Saved entries:

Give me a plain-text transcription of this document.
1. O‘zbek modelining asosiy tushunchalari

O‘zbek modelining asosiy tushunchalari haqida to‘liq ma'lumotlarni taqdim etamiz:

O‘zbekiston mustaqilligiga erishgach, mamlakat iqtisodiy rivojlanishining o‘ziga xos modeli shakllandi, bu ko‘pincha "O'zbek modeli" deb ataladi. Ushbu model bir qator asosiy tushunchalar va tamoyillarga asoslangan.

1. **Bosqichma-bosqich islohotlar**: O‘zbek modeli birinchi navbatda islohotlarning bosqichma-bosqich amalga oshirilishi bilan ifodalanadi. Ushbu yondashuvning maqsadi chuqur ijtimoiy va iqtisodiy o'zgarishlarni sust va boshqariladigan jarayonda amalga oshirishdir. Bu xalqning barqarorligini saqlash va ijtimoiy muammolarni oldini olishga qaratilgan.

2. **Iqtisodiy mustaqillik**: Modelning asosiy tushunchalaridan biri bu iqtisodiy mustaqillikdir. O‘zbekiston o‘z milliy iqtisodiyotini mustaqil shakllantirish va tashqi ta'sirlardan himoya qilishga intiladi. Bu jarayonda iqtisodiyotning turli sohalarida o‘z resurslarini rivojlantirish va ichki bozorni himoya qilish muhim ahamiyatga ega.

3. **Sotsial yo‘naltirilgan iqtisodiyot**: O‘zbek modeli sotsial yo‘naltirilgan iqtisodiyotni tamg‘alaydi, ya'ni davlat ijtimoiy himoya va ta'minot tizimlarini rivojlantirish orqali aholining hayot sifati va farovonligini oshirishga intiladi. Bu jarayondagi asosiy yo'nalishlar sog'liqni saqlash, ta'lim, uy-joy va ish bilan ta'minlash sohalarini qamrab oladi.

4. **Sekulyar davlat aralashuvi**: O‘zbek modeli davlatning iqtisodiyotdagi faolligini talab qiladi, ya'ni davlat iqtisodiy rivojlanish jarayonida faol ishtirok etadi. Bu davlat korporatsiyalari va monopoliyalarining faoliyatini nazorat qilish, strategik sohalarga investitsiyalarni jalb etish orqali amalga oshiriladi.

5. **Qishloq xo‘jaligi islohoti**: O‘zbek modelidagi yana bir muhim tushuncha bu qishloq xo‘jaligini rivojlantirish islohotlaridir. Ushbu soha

--

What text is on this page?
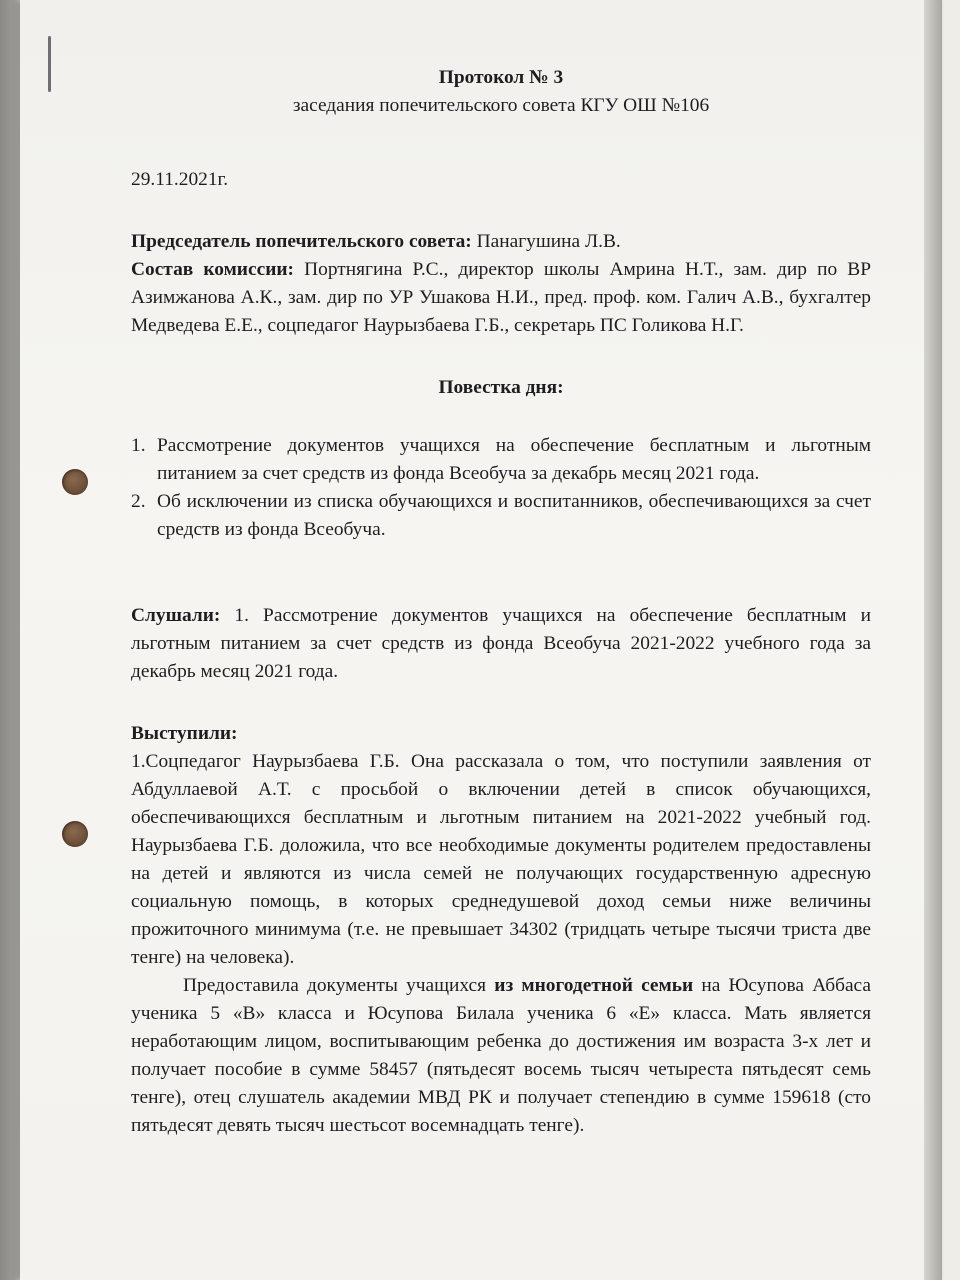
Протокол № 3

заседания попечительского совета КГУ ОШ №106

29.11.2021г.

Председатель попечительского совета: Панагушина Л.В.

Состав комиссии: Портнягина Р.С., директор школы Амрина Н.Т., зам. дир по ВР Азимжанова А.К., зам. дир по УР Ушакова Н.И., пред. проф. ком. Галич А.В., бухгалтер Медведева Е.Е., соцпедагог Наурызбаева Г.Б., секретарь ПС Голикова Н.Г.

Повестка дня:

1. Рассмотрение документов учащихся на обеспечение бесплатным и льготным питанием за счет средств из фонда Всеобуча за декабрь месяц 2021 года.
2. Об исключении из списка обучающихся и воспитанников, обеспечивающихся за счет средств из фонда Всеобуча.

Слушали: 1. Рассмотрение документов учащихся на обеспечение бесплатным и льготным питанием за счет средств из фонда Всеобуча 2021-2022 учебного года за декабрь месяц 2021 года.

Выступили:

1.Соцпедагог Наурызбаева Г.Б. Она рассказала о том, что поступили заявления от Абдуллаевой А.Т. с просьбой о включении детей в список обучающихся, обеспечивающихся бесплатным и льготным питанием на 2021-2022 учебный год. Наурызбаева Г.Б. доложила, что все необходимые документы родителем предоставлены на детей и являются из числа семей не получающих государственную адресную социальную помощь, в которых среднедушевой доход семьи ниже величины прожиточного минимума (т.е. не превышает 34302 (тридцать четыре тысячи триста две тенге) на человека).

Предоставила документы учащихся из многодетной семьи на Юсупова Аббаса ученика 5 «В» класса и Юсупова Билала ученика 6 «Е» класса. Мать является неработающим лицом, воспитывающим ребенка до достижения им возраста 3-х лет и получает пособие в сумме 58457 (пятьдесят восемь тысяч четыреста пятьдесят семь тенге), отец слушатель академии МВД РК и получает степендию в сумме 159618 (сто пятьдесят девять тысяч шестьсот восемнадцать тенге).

Exercise instructions - Tell how many lines above contain the word "Всеобуча". Give the number alone.

Result below - 3